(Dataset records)
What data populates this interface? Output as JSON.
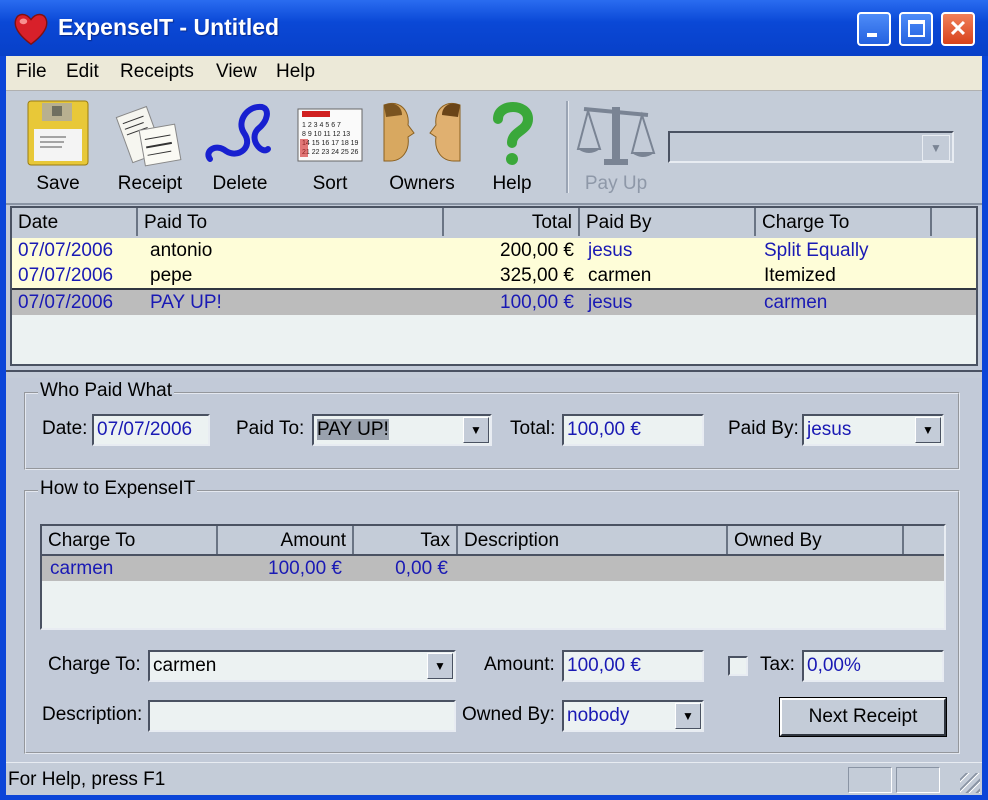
{
  "window": {
    "title": "ExpenseIT - Untitled",
    "icon": "heart-icon",
    "controls": [
      "minimize",
      "maximize",
      "close"
    ]
  },
  "menu": {
    "items": [
      "File",
      "Edit",
      "Receipts",
      "View",
      "Help"
    ]
  },
  "toolbar": {
    "buttons": [
      {
        "label": "Save",
        "icon": "floppy-disk-icon"
      },
      {
        "label": "Receipt",
        "icon": "receipt-icon"
      },
      {
        "label": "Delete",
        "icon": "scribble-delete-icon"
      },
      {
        "label": "Sort",
        "icon": "calendar-icon"
      },
      {
        "label": "Owners",
        "icon": "faces-icon"
      },
      {
        "label": "Help",
        "icon": "question-mark-icon"
      },
      {
        "label": "Pay Up",
        "icon": "balance-scale-icon",
        "disabled": true
      }
    ],
    "payup_combo_value": ""
  },
  "receipts": {
    "columns": [
      "Date",
      "Paid To",
      "Total",
      "Paid By",
      "Charge To"
    ],
    "rows": [
      {
        "date": "07/07/2006",
        "paid_to": "antonio",
        "total": "200,00 €",
        "paid_by": "jesus",
        "charge_to": "Split Equally"
      },
      {
        "date": "07/07/2006",
        "paid_to": "pepe",
        "total": "325,00 €",
        "paid_by": "carmen",
        "charge_to": "Itemized"
      },
      {
        "date": "07/07/2006",
        "paid_to": "PAY UP!",
        "total": "100,00 €",
        "paid_by": "jesus",
        "charge_to": "carmen",
        "selected": true
      }
    ]
  },
  "who_paid": {
    "legend": "Who Paid What",
    "date_label": "Date:",
    "date_value": "07/07/2006",
    "paid_to_label": "Paid To:",
    "paid_to_value": "PAY UP!",
    "total_label": "Total:",
    "total_value": "100,00 €",
    "paid_by_label": "Paid By:",
    "paid_by_value": "jesus"
  },
  "how_to": {
    "legend": "How to ExpenseIT",
    "columns": [
      "Charge To",
      "Amount",
      "Tax",
      "Description",
      "Owned By"
    ],
    "rows": [
      {
        "charge_to": "carmen",
        "amount": "100,00 €",
        "tax": "0,00 €",
        "description": "",
        "owned_by": ""
      }
    ],
    "charge_to_label": "Charge To:",
    "charge_to_value": "carmen",
    "amount_label": "Amount:",
    "amount_value": "100,00 €",
    "tax_label": "Tax:",
    "tax_value": "0,00%",
    "tax_checked": false,
    "description_label": "Description:",
    "description_value": "",
    "owned_by_label": "Owned By:",
    "owned_by_value": "nobody",
    "next_button": "Next Receipt"
  },
  "status": {
    "text": "For Help, press F1"
  },
  "colors": {
    "titlebar": "#0a48d6",
    "row_highlight": "#fefdd8",
    "row_selected": "#bcbcbc",
    "link_blue": "#1a1ab4"
  }
}
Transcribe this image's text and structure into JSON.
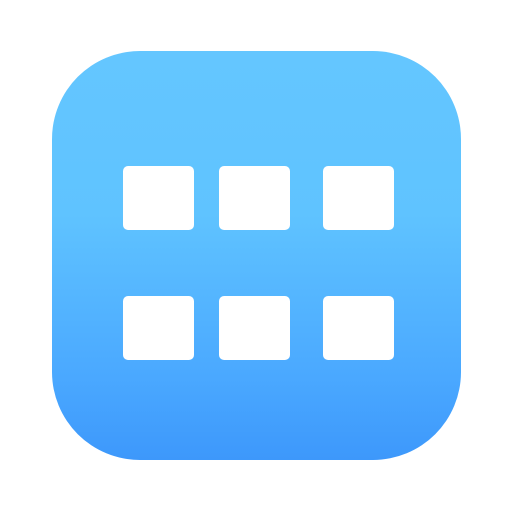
{
  "icon": {
    "name": "grid-view-icon",
    "gradient_top": "#64c6ff",
    "gradient_bottom": "#3d98fb",
    "tile_color": "#ffffff",
    "rows": 2,
    "columns": 3
  }
}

# Work to do
Gather all lines with the string "text" from the data.

# Complete output
    "text": "For Help, press F1"
Transcribe this image's text and structure into JSON.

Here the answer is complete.